EXERCISE DETAILS
Please pull out each line of the entries containing the word "zvyšní" and copy those lines in full.

EXERCISE INPUTS
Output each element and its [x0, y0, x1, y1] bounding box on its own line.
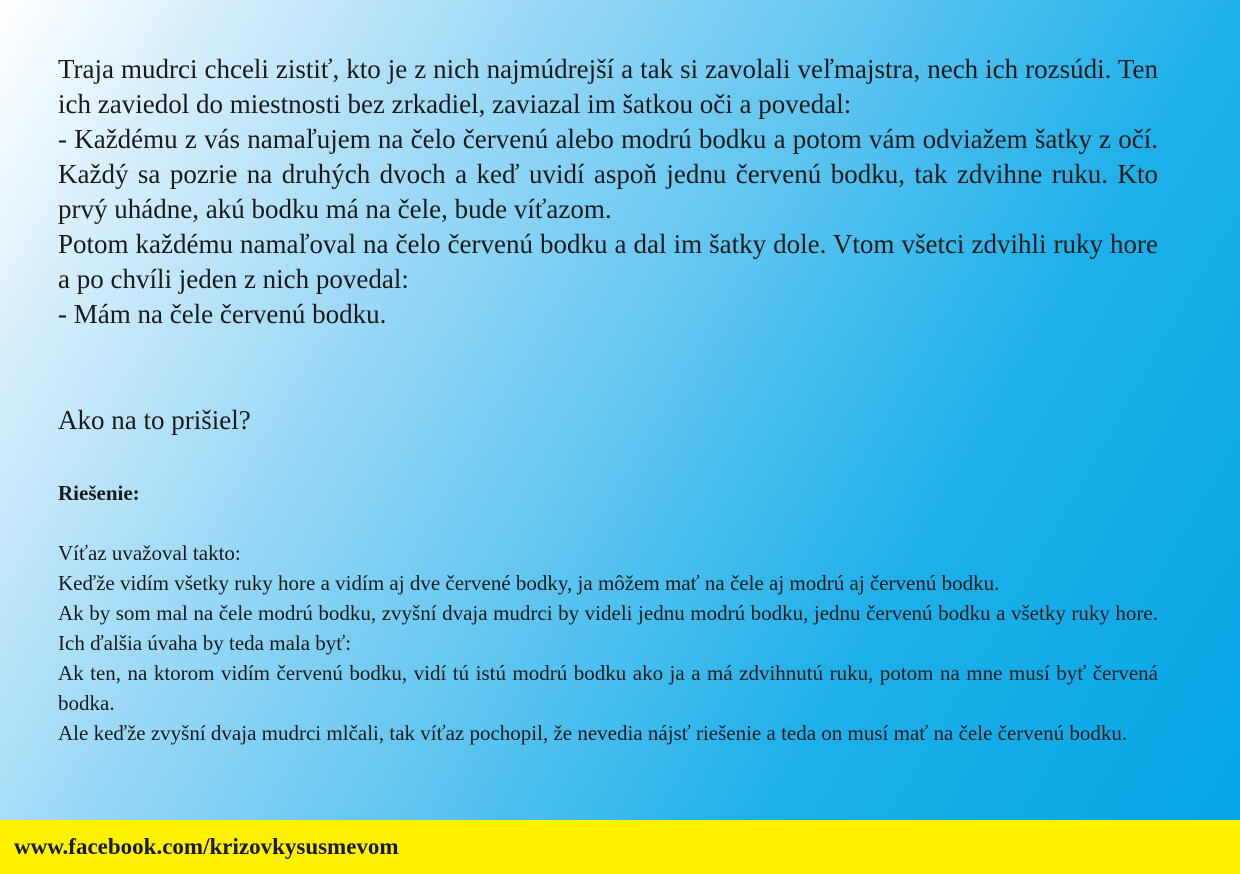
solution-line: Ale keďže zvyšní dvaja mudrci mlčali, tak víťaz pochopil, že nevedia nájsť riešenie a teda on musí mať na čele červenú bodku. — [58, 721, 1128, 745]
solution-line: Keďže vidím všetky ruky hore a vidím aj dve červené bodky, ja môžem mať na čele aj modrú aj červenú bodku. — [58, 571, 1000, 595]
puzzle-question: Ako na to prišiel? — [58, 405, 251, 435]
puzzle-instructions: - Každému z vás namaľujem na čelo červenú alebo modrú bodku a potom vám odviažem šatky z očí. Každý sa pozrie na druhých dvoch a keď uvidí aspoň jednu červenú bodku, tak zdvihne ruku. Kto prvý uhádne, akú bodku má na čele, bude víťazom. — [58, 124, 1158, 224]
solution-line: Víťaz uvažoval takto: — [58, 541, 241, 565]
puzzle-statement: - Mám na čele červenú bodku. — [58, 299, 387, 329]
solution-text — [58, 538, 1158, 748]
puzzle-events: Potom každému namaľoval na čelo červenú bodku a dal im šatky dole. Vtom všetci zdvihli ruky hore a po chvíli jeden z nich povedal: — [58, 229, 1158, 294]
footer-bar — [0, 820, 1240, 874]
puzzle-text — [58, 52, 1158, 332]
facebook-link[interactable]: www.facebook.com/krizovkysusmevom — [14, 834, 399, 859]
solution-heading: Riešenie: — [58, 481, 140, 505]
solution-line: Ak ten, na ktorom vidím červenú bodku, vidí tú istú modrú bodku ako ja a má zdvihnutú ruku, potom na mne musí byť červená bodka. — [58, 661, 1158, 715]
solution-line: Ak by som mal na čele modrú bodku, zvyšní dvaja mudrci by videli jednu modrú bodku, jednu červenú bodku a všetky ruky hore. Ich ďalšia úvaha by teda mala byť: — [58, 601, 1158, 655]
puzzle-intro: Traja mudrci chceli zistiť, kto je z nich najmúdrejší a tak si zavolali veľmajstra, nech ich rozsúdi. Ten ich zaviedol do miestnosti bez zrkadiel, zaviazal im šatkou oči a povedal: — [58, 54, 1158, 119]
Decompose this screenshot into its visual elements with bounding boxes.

COMPLETED TASK
solution-line: Ale keďže zvyšní dvaja mudrci mlčali, tak víťaz pochopil, že nevedia nájsť riešenie a teda on musí mať na čele červenú bodku. — [58, 721, 1128, 745]
solution-line: Ak by som mal na čele modrú bodku, zvyšní dvaja mudrci by videli jednu modrú bodku, jednu červenú bodku a všetky ruky hore. Ich ďalšia úvaha by teda mala byť: — [58, 601, 1158, 655]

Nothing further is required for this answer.